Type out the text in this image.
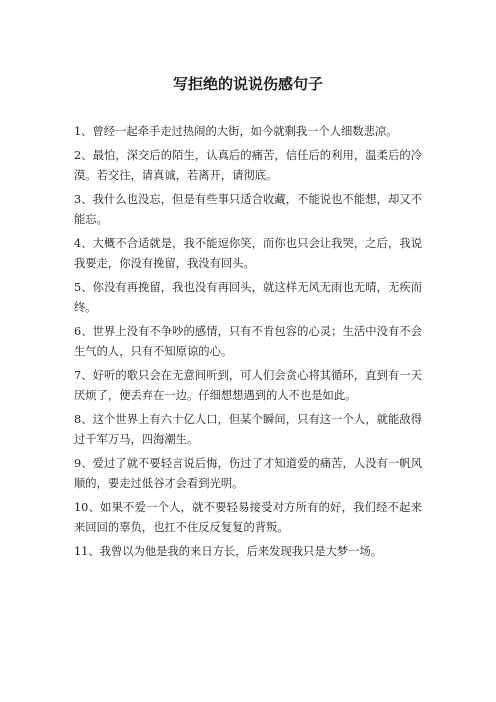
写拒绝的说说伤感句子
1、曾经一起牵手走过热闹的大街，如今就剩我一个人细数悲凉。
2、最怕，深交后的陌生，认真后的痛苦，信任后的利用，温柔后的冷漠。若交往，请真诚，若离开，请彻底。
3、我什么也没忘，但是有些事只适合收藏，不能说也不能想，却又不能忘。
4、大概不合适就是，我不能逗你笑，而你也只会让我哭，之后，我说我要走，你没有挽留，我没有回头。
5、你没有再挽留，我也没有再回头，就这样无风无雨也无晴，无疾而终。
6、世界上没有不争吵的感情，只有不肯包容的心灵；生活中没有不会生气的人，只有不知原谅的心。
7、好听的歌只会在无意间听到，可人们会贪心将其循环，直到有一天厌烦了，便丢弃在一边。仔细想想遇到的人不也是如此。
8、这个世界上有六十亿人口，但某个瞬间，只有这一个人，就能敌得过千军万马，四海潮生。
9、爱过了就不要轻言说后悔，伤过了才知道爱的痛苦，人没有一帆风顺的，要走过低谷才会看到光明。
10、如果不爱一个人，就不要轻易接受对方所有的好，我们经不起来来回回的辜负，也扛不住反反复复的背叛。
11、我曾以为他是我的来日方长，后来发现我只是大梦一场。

(What is required): All the material shown above is to be copied exactly, with no pictures carried over.

(Problem solution):
Type out the text in this image.
写拒绝的说说伤感句子
1、曾经一起牵手走过热闹的大街，如今就剩我一个人细数悲凉。
2、最怕，深交后的陌生，认真后的痛苦，信任后的利用，温柔后的冷漠。若交往，请真诚，若离开，请彻底。
3、我什么也没忘，但是有些事只适合收藏，不能说也不能想，却又不能忘。
4、大概不合适就是，我不能逗你笑，而你也只会让我哭，之后，我说我要走，你没有挽留，我没有回头。
5、你没有再挽留，我也没有再回头，就这样无风无雨也无晴，无疾而终。
6、世界上没有不争吵的感情，只有不肯包容的心灵；生活中没有不会生气的人，只有不知原谅的心。
7、好听的歌只会在无意间听到，可人们会贪心将其循环，直到有一天厌烦了，便丢弃在一边。仔细想想遇到的人不也是如此。
8、这个世界上有六十亿人口，但某个瞬间，只有这一个人，就能敌得过千军万马，四海潮生。
9、爱过了就不要轻言说后悔，伤过了才知道爱的痛苦，人没有一帆风顺的，要走过低谷才会看到光明。
10、如果不爱一个人，就不要轻易接受对方所有的好，我们经不起来来回回的辜负，也扛不住反反复复的背叛。
11、我曾以为他是我的来日方长，后来发现我只是大梦一场。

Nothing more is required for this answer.